| THE REQUEST |
In the records below, find each line with the word "Ostaš" and copy it.

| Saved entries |
— begin —
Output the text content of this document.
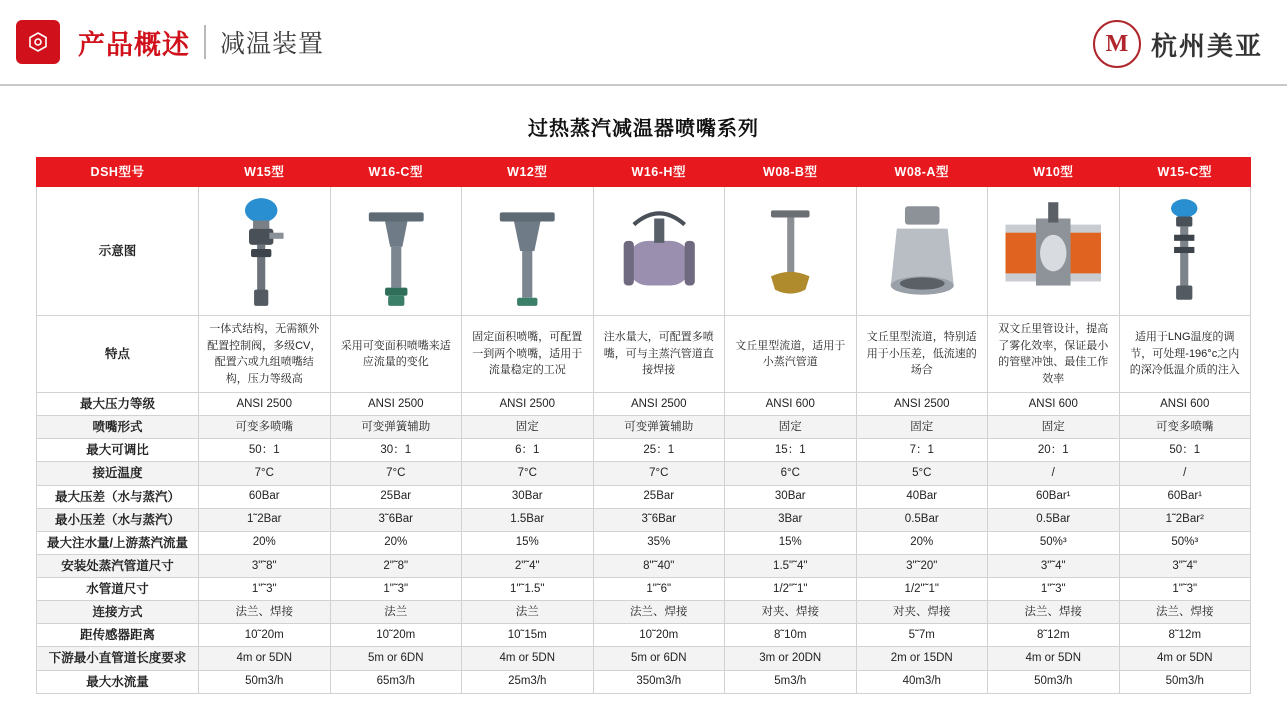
产品概述 减温装置	M 杭州美亚
过热蒸汽减温器喷嘴系列
DSH型号	W15型	W16-C型	W12型	W16-H型	W08-B型	W08-A型	W10型	W15-C型
示意图	

特点	一体式结构，无需额外配置控制阀，多级CV，配置六或九组喷嘴结构，压力等级高	采用可变面积喷嘴来适应流量的变化	固定面积喷嘴，可配置一到两个喷嘴，适用于流量稳定的工况	注水量大，可配置多喷嘴，可与主蒸汽管道直接焊接	文丘里型流道，适用于小蒸汽管道	文丘里型流道，特别适用于小压差，低流速的场合	双文丘里管设计，提高了雾化效率，保证最小的管壁冲蚀、最佳工作效率	适用于LNG温度的调节，可处理-196°c之内的深冷低温介质的注入
最大压力等级	ANSI 2500	ANSI 2500	ANSI 2500	ANSI 2500	ANSI 600	ANSI 2500	ANSI 600	ANSI 600
喷嘴形式	可变多喷嘴	可变弹簧辅助	固定	可变弹簧辅助	固定	固定	固定	可变多喷嘴
最大可调比	50：1	30：1	6：1	25：1	15：1	7：1	20：1	50：1
接近温度	7°C	7°C	7°C	7°C	6°C	5°C	/	/
最大压差（水与蒸汽）	60Bar	25Bar	30Bar	25Bar	30Bar	40Bar	60Bar¹	60Bar¹
最小压差（水与蒸汽）	1˜2Bar	3˜6Bar	1.5Bar	3˜6Bar	3Bar	0.5Bar	0.5Bar	1˜2Bar²
最大注水量/上游蒸汽流量	20%	20%	15%	35%	15%	20%	50%³	50%³
安装处蒸汽管道尺寸	3"˜8"	2"˜8"	2"˜4"	8"˜40"	1.5"˜4"	3"˜20"	3"˜4"	3"˜4"
水管道尺寸	1"˜3"	1"˜3"	1"˜1.5"	1"˜6"	1/2"˜1"	1/2"˜1"	1"˜3"	1"˜3"
连接方式	法兰、焊接	法兰	法兰	法兰、焊接	对夹、焊接	对夹、焊接	法兰、焊接	法兰、焊接
距传感器距离	10˜20m	10˜20m	10˜15m	10˜20m	8˜10m	5˜7m	8˜12m	8˜12m
下游最小直管道长度要求	4m or 5DN	5m or 6DN	4m or 5DN	5m or 6DN	3m or 20DN	2m or 15DN	4m or 5DN	4m or 5DN
最大水流量	50m3/h	65m3/h	25m3/h	350m3/h	5m3/h	40m3/h	50m3/h	50m3/h
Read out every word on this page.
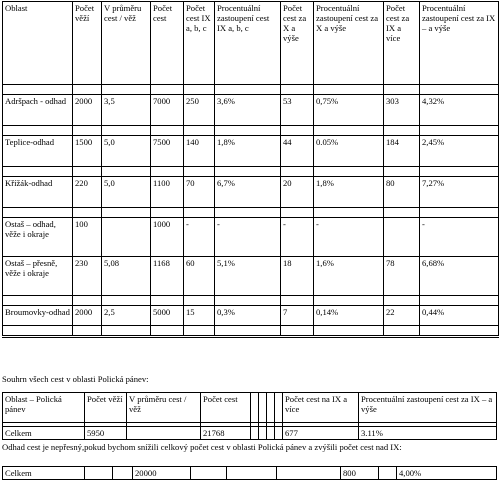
Oblast	Počet věží	V průměru cest / věž	Počet cest	Počet cest IX a, b, c	Procentuální zastoupení cest IX a, b, c	Počet cest za X a výše	Procentuální zastoupení cest za X a výše	Počet cest za IX a více	Procentuální zastoupení cest za IX – a výše

Adršpach - odhad	2000	3,5	7000	250	3,6%	53	0,75%	303	4,32%

Teplice-odhad	1500	5,0	7500	140	1,8%	44	0.05%	184	2,45%

Křížák-odhad	220	5,0	1100	70	6,7%	20	1,8%	80	7,27%

Ostaš – odhad, věže i okraje	100		1000	-	-	-	-		-
Ostaš – přesně, věže i okraje	230	5,08	1168	60	5,1%	18	1,6%	78	6,68%

Broumovky-odhad	2000	2,5	5000	15	0,3%	7	0,14%	22	0,44%

Souhrn všech cest v oblasti Polická pánev:
Oblast – Polická pánev	Počet věží	V průměru cest / věž	Počet cest					Počet cest na IX a více	Procentuální zastoupení cest za IX – a výše

Celkem	5950		21768					677	3.11%
Odhad cest je nepřesný,pokud bychom snížili celkový počet cest v oblasti Polická pánev a zvýšili počet cest nad IX:
Celkem			20000				800		4,00%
— end —
| EXERCISE OUTPUT |
Ostaš – odhad, věže i okraje	100		1000	-	-	-	-		-
Ostaš – přesně, věže i okraje	230	5,08	1168	60	5,1%	18	1,6%	78	6,68%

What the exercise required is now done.